• Stored rows
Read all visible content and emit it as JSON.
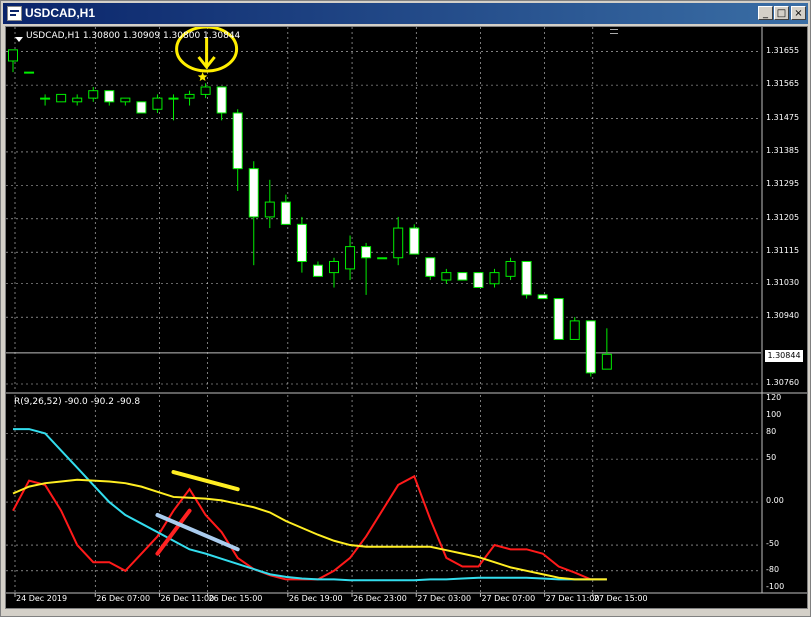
{
  "window": {
    "title": "USDCAD,H1",
    "minimize_glyph": "_",
    "maximize_glyph": "□",
    "close_glyph": "×"
  },
  "chart": {
    "symbol_info": "USDCAD,H1  1.30800 1.30909 1.30800 1.30844",
    "indicator_info": "R(9,26,52) -90.0 -90.2 -90.8",
    "current_price": "1.30844",
    "price_ticks": [
      "1.31655",
      "1.31565",
      "1.31475",
      "1.31385",
      "1.31295",
      "1.31205",
      "1.31115",
      "1.31030",
      "1.30940",
      "1.30760"
    ],
    "indicator_ticks": [
      "120",
      "100",
      "80",
      "50",
      "0.00",
      "-50",
      "-80",
      "-100"
    ],
    "time_ticks": [
      "24 Dec 2019",
      "26 Dec 07:00",
      "26 Dec 11:00",
      "26 Dec 15:00",
      "26 Dec 19:00",
      "26 Dec 23:00",
      "27 Dec 03:00",
      "27 Dec 07:00",
      "27 Dec 11:00",
      "27 Dec 15:00"
    ]
  },
  "chart_data": {
    "type": "candlestick",
    "symbol": "USDCAD",
    "timeframe": "H1",
    "price_axis": {
      "min": 1.3076,
      "max": 1.317
    },
    "candles": [
      {
        "o": 1.3163,
        "h": 1.3166,
        "l": 1.316,
        "c": 1.3166
      },
      {
        "o": 1.316,
        "h": 1.316,
        "l": 1.316,
        "c": 1.316
      },
      {
        "o": 1.3153,
        "h": 1.3154,
        "l": 1.3151,
        "c": 1.3153
      },
      {
        "o": 1.3152,
        "h": 1.3154,
        "l": 1.3152,
        "c": 1.3154
      },
      {
        "o": 1.3152,
        "h": 1.3154,
        "l": 1.3151,
        "c": 1.3153
      },
      {
        "o": 1.3153,
        "h": 1.3156,
        "l": 1.3152,
        "c": 1.3155
      },
      {
        "o": 1.3155,
        "h": 1.3155,
        "l": 1.3151,
        "c": 1.3152
      },
      {
        "o": 1.3152,
        "h": 1.3153,
        "l": 1.3151,
        "c": 1.3153
      },
      {
        "o": 1.3152,
        "h": 1.3152,
        "l": 1.3149,
        "c": 1.3149
      },
      {
        "o": 1.315,
        "h": 1.3154,
        "l": 1.3149,
        "c": 1.3153
      },
      {
        "o": 1.3153,
        "h": 1.3154,
        "l": 1.3147,
        "c": 1.3153
      },
      {
        "o": 1.3153,
        "h": 1.3155,
        "l": 1.3151,
        "c": 1.3154
      },
      {
        "o": 1.3154,
        "h": 1.3157,
        "l": 1.3153,
        "c": 1.3156
      },
      {
        "o": 1.3156,
        "h": 1.3156,
        "l": 1.3147,
        "c": 1.3149
      },
      {
        "o": 1.3149,
        "h": 1.315,
        "l": 1.3128,
        "c": 1.3134
      },
      {
        "o": 1.3134,
        "h": 1.3136,
        "l": 1.3108,
        "c": 1.3121
      },
      {
        "o": 1.3121,
        "h": 1.3131,
        "l": 1.3118,
        "c": 1.3125
      },
      {
        "o": 1.3125,
        "h": 1.3127,
        "l": 1.3119,
        "c": 1.3119
      },
      {
        "o": 1.3119,
        "h": 1.3121,
        "l": 1.3106,
        "c": 1.3109
      },
      {
        "o": 1.3108,
        "h": 1.3109,
        "l": 1.3105,
        "c": 1.3105
      },
      {
        "o": 1.3106,
        "h": 1.311,
        "l": 1.3102,
        "c": 1.3109
      },
      {
        "o": 1.3107,
        "h": 1.3116,
        "l": 1.3104,
        "c": 1.3113
      },
      {
        "o": 1.3113,
        "h": 1.3114,
        "l": 1.31,
        "c": 1.311
      },
      {
        "o": 1.311,
        "h": 1.311,
        "l": 1.311,
        "c": 1.311
      },
      {
        "o": 1.311,
        "h": 1.3121,
        "l": 1.3108,
        "c": 1.3118
      },
      {
        "o": 1.3118,
        "h": 1.3119,
        "l": 1.3111,
        "c": 1.3111
      },
      {
        "o": 1.311,
        "h": 1.311,
        "l": 1.3104,
        "c": 1.3105
      },
      {
        "o": 1.3104,
        "h": 1.3107,
        "l": 1.3103,
        "c": 1.3106
      },
      {
        "o": 1.3106,
        "h": 1.3106,
        "l": 1.3104,
        "c": 1.3104
      },
      {
        "o": 1.3106,
        "h": 1.3106,
        "l": 1.3102,
        "c": 1.3102
      },
      {
        "o": 1.3103,
        "h": 1.3107,
        "l": 1.3102,
        "c": 1.3106
      },
      {
        "o": 1.3105,
        "h": 1.311,
        "l": 1.3104,
        "c": 1.3109
      },
      {
        "o": 1.3109,
        "h": 1.3109,
        "l": 1.3099,
        "c": 1.31
      },
      {
        "o": 1.31,
        "h": 1.31,
        "l": 1.3099,
        "c": 1.3099
      },
      {
        "o": 1.3099,
        "h": 1.3099,
        "l": 1.3088,
        "c": 1.3088
      },
      {
        "o": 1.3088,
        "h": 1.3094,
        "l": 1.3088,
        "c": 1.3093
      },
      {
        "o": 1.3093,
        "h": 1.3093,
        "l": 1.3078,
        "c": 1.3079
      },
      {
        "o": 1.308,
        "h": 1.3091,
        "l": 1.308,
        "c": 1.3084
      }
    ],
    "indicator": {
      "name": "R(9,26,52)",
      "range": [
        -100,
        120
      ],
      "levels": [
        80,
        50,
        0,
        -50,
        -80
      ],
      "series": [
        {
          "name": "red",
          "color": "#ff1a1a",
          "values": [
            -10,
            25,
            20,
            -10,
            -50,
            -70,
            -70,
            -80,
            -60,
            -40,
            -10,
            15,
            -15,
            -35,
            -65,
            -78,
            -85,
            -90,
            -90,
            -90,
            -80,
            -65,
            -40,
            -10,
            20,
            30,
            -20,
            -65,
            -75,
            -75,
            -50,
            -55,
            -55,
            -60,
            -75,
            -82,
            -90,
            -90
          ]
        },
        {
          "name": "cyan",
          "color": "#33ddee",
          "values": [
            85,
            85,
            80,
            60,
            40,
            20,
            0,
            -15,
            -25,
            -35,
            -45,
            -55,
            -60,
            -66,
            -72,
            -78,
            -84,
            -87,
            -89,
            -90,
            -90,
            -91,
            -91,
            -91,
            -91,
            -91,
            -90,
            -90,
            -89,
            -88,
            -88,
            -88,
            -88,
            -89,
            -90,
            -90,
            -90,
            -90
          ]
        },
        {
          "name": "yellow",
          "color": "#ffee22",
          "values": [
            10,
            18,
            22,
            24,
            26,
            25,
            24,
            22,
            18,
            12,
            6,
            5,
            4,
            2,
            -2,
            -6,
            -12,
            -22,
            -30,
            -38,
            -45,
            -50,
            -52,
            -52,
            -52,
            -52,
            -52,
            -56,
            -60,
            -64,
            -70,
            -76,
            -80,
            -84,
            -88,
            -90,
            -90,
            -90
          ]
        }
      ]
    },
    "annotations": [
      {
        "kind": "circle",
        "color": "#ffee00",
        "target_candle": 12,
        "label": ""
      },
      {
        "kind": "arrow-down",
        "color": "#ffee00",
        "target_candle": 12
      },
      {
        "kind": "star",
        "color": "#ffee00",
        "target_candle": 12
      },
      {
        "kind": "line",
        "color": "#ffee22",
        "from": [
          10,
          35
        ],
        "to": [
          14,
          15
        ]
      },
      {
        "kind": "line",
        "color": "#ff2222",
        "from": [
          9,
          -60
        ],
        "to": [
          11,
          -10
        ]
      },
      {
        "kind": "line",
        "color": "#aaccee",
        "from": [
          9,
          -15
        ],
        "to": [
          14,
          -55
        ]
      }
    ],
    "colors": {
      "up_body": "#000000",
      "up_outline": "#00ee00",
      "down_body": "#ffffff",
      "down_outline": "#00ee00",
      "grid": "#ffffff",
      "background": "#000000"
    }
  }
}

• Given problem
Tell how many lines of the data include the word "USDCAD", and nothing else.

• Exercise response
3